TASK REQUIREMENTS:
Return, unchanged, the lines of the listing below from the line with "legend-swatch (129, 63, 138, 71)" up to and including the line with "legend: Brent Crude".

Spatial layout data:
* begin *
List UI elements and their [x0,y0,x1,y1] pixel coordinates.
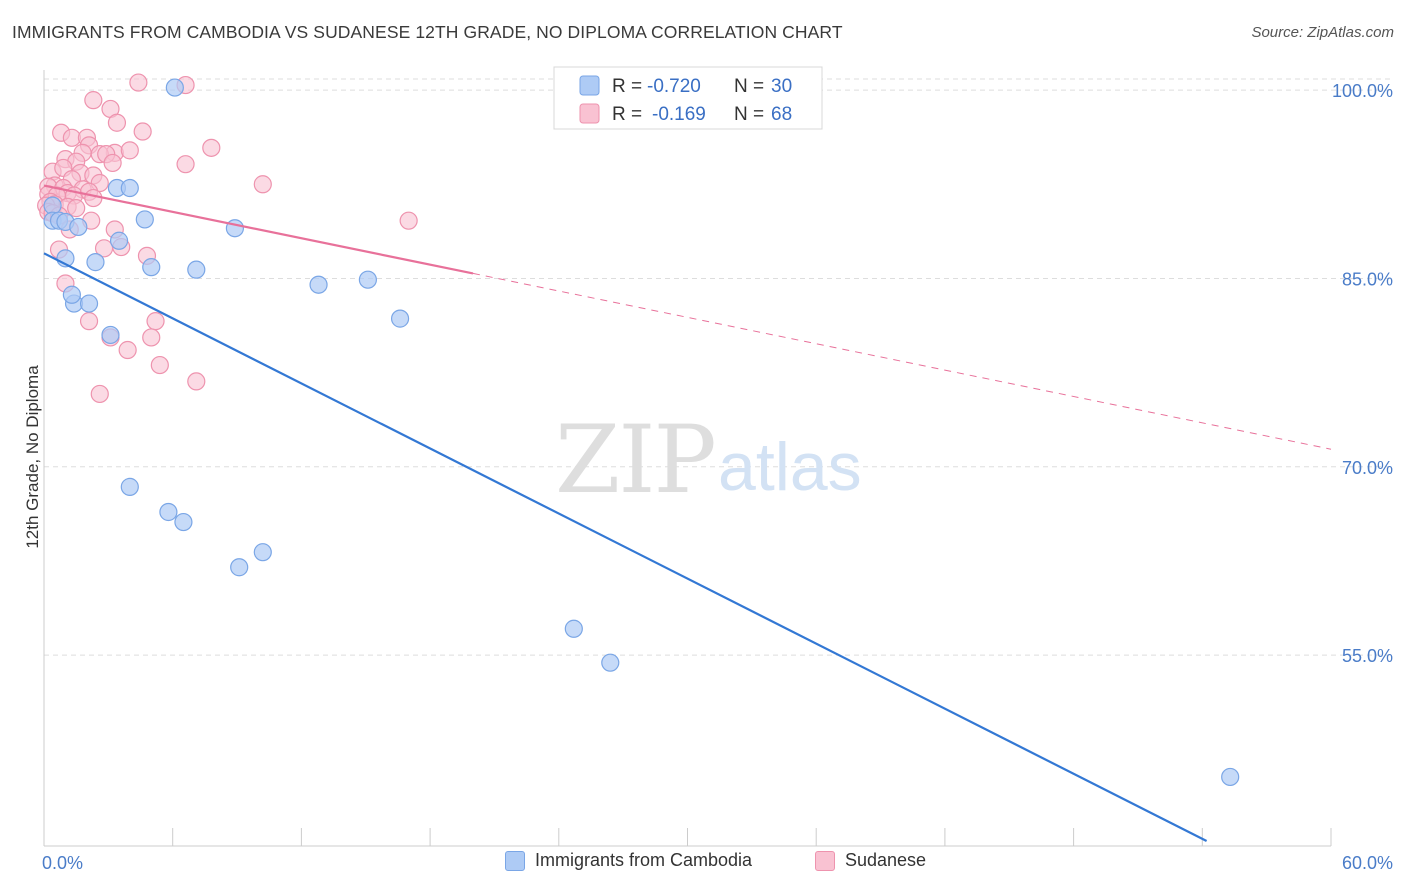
point-cambodia-20 [390,309,410,328]
point-cambodia-19 [358,270,377,289]
chart-title: IMMIGRANTS FROM CAMBODIA VS SUDANESE 12T… [12,22,843,42]
x-tick-label-1: 60.0% [1342,853,1393,873]
trend-line-sudanese-1 [43,184,474,275]
point-cambodia-26 [253,543,272,562]
point-sudanese-19 [176,155,195,174]
point-cambodia-29 [1221,767,1240,787]
point-sudanese-12 [120,141,139,160]
point-sudanese-58 [118,340,137,360]
legend-n-value-sudanese: 68 [771,104,792,125]
point-sudanese-4 [107,113,127,132]
point-cambodia-14 [187,260,206,279]
legend-item-cambodia: Immigrants from Cambodia [505,850,752,871]
point-cambodia-16 [79,294,99,313]
cambodia-points [43,78,1240,787]
point-sudanese-60 [187,372,206,391]
point-sudanese-13 [202,138,221,157]
legend-swatch-sudanese [579,103,600,124]
legend-item-sudanese: Sudanese [815,850,926,871]
y-tick-label-0: 100.0% [1332,81,1393,101]
point-cambodia-23 [159,502,178,522]
point-sudanese-57 [142,328,161,347]
legend-bottom: Immigrants from Cambodia Sudanese [0,850,1406,880]
legend-r-value-sudanese: -0.169 [652,104,706,125]
point-cambodia-5 [69,217,88,237]
point-cambodia-10 [109,231,129,250]
y-axis-label: 12th Grade, No Diploma [23,365,42,549]
y-tick-label-3: 55.0% [1342,646,1393,666]
point-sudanese-2 [84,91,103,110]
trend-lines [43,184,1332,842]
point-cambodia-18 [309,275,328,294]
point-sudanese-0 [129,73,148,92]
point-cambodia-7 [120,178,139,198]
point-cambodia-28 [601,653,620,672]
point-cambodia-1 [43,196,62,215]
legend-bottom-label-sudanese: Sudanese [845,850,927,870]
x-tick-labels: 0.0% 60.0% [42,853,1393,873]
point-sudanese-5 [133,122,152,141]
point-cambodia-27 [564,619,583,638]
x-tick-label-0: 0.0% [42,853,83,873]
point-sudanese-41 [67,199,86,218]
legend-r-value-cambodia: -0.720 [647,76,701,97]
point-cambodia-21 [101,325,120,345]
watermark: ZIP atlas [555,406,862,515]
point-sudanese-36 [84,188,103,208]
point-cambodia-25 [230,558,249,577]
legend-bottom-label-cambodia: Immigrants from Cambodia [535,850,753,870]
legend-n-label-sudanese: N = [734,104,769,125]
point-sudanese-46 [399,211,418,230]
y-tick-label-2: 70.0% [1342,458,1393,478]
point-cambodia-12 [86,253,105,272]
trend-line-cambodia-0 [43,252,1208,842]
point-cambodia-24 [174,512,193,532]
legend-r-label-sudanese: R = [612,104,647,125]
legend-n-label-cambodia: N = [734,76,769,97]
legend-r-label-cambodia: R = [612,76,647,97]
point-cambodia-17 [62,285,81,304]
sudanese-points [37,73,418,404]
point-sudanese-16 [103,153,122,173]
source-label: Source: ZipAtlas.com [1251,24,1394,41]
legend-bottom-swatch-sudanese [815,850,835,871]
legend-top: R = -0.720 N = 30 R = -0.169 N = 68 [553,66,823,130]
point-cambodia-8 [135,210,154,229]
point-sudanese-30 [253,175,272,194]
point-cambodia-9 [225,219,245,238]
point-sudanese-61 [90,384,109,404]
legend-bottom-swatch-cambodia [505,850,525,871]
y-tick-label-1: 85.0% [1342,269,1393,289]
point-cambodia-0 [165,78,184,97]
watermark-atlas: atlas [718,429,862,505]
point-sudanese-55 [146,312,165,331]
trend-line-sudanese-2 [472,272,1332,450]
point-cambodia-13 [142,258,161,277]
legend-swatch-cambodia [579,75,600,96]
point-sudanese-59 [150,355,169,375]
y-tick-labels: 100.0% 85.0% 70.0% 55.0% [1332,81,1393,666]
point-cambodia-22 [120,477,139,496]
point-sudanese-54 [79,312,99,331]
watermark-zip: ZIP [555,406,715,515]
legend-n-value-cambodia: 30 [771,76,792,97]
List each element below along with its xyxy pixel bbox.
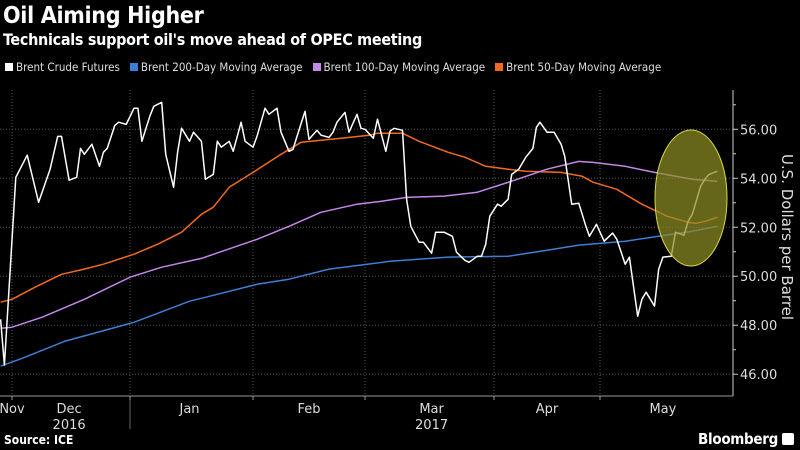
legend-swatch (129, 63, 138, 71)
bloomberg-logo: Bloomberg (698, 430, 778, 448)
legend-label: Brent 200-Day Moving Average (140, 60, 303, 74)
x-tick-label: Jan (178, 402, 199, 417)
legend-swatch (495, 63, 504, 71)
y-tick-label: 54.00 (740, 172, 777, 187)
y-tick-label: 48.00 (740, 319, 777, 334)
series-line-brent-50-day-moving-average (0, 132, 718, 303)
y-tick-label: 50.00 (740, 270, 777, 285)
legend-item-100-day: Brent 100-Day Moving Average (312, 60, 486, 74)
legend: Brent Crude Futures Brent 200-Day Moving… (5, 60, 661, 74)
bloomberg-icon (782, 433, 794, 445)
legend-item-brent-crude: Brent Crude Futures (5, 60, 120, 74)
series-line-brent-100-day-moving-average (0, 160, 718, 329)
legend-swatch (312, 63, 321, 71)
legend-label: Brent Crude Futures (16, 60, 120, 74)
highlight-ellipse (654, 129, 728, 267)
legend-label: Brent 100-Day Moving Average (323, 60, 486, 74)
x-tick-label: Mar (419, 402, 444, 417)
chart-title: Oil Aiming Higher (3, 3, 204, 29)
x-tick-label: Apr (536, 402, 559, 417)
y-tick-label: 56.00 (740, 123, 777, 138)
legend-label: Brent 50-Day Moving Average (506, 60, 662, 74)
x-axis: Nov Dec Jan Feb Mar Apr May 2016 2017 (0, 395, 733, 433)
legend-item-200-day: Brent 200-Day Moving Average (129, 60, 303, 74)
x-year-label: 2016 (53, 418, 86, 433)
x-tick-label: Feb (297, 402, 320, 417)
chart-subtitle: Technicals support oil's move ahead of O… (3, 30, 422, 49)
y-axis-title: U.S. Dollars per Barrel (778, 154, 796, 320)
x-year-label: 2017 (415, 418, 448, 433)
series-line-brent-200-day-moving-average (0, 225, 718, 367)
legend-item-50-day: Brent 50-Day Moving Average (495, 60, 661, 74)
x-tick-label: May (649, 402, 676, 417)
source-note: Source: ICE (4, 433, 74, 447)
y-axis: 46.00 48.00 50.00 52.00 54.00 56.00 (732, 90, 777, 396)
y-tick-label: 52.00 (740, 221, 777, 236)
x-tick-label: Dec (57, 402, 82, 417)
x-tick-label: Nov (0, 402, 25, 417)
series-lines (0, 101, 718, 367)
legend-swatch (5, 63, 13, 71)
series-line-brent-crude-futures (0, 101, 718, 366)
y-tick-label: 46.00 (740, 368, 777, 383)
* end *
EXERCISE ANSWER:
legend-swatch (129, 63, 138, 71)
bloomberg-logo: Bloomberg (698, 430, 778, 448)
legend-label: Brent 200-Day Moving Average (140, 60, 303, 74)
x-tick-label: Jan (178, 402, 199, 417)
legend-swatch (495, 63, 504, 71)
y-tick-label: 54.00 (740, 172, 777, 187)
y-tick-label: 48.00 (740, 319, 777, 334)
series-line-brent-50-day-moving-average (0, 132, 718, 303)
y-tick-label: 50.00 (740, 270, 777, 285)
legend-item-100-day: Brent 100-Day Moving Average (312, 60, 486, 74)
legend: Brent Crude Futures Brent 200-Day Moving… (5, 60, 661, 74)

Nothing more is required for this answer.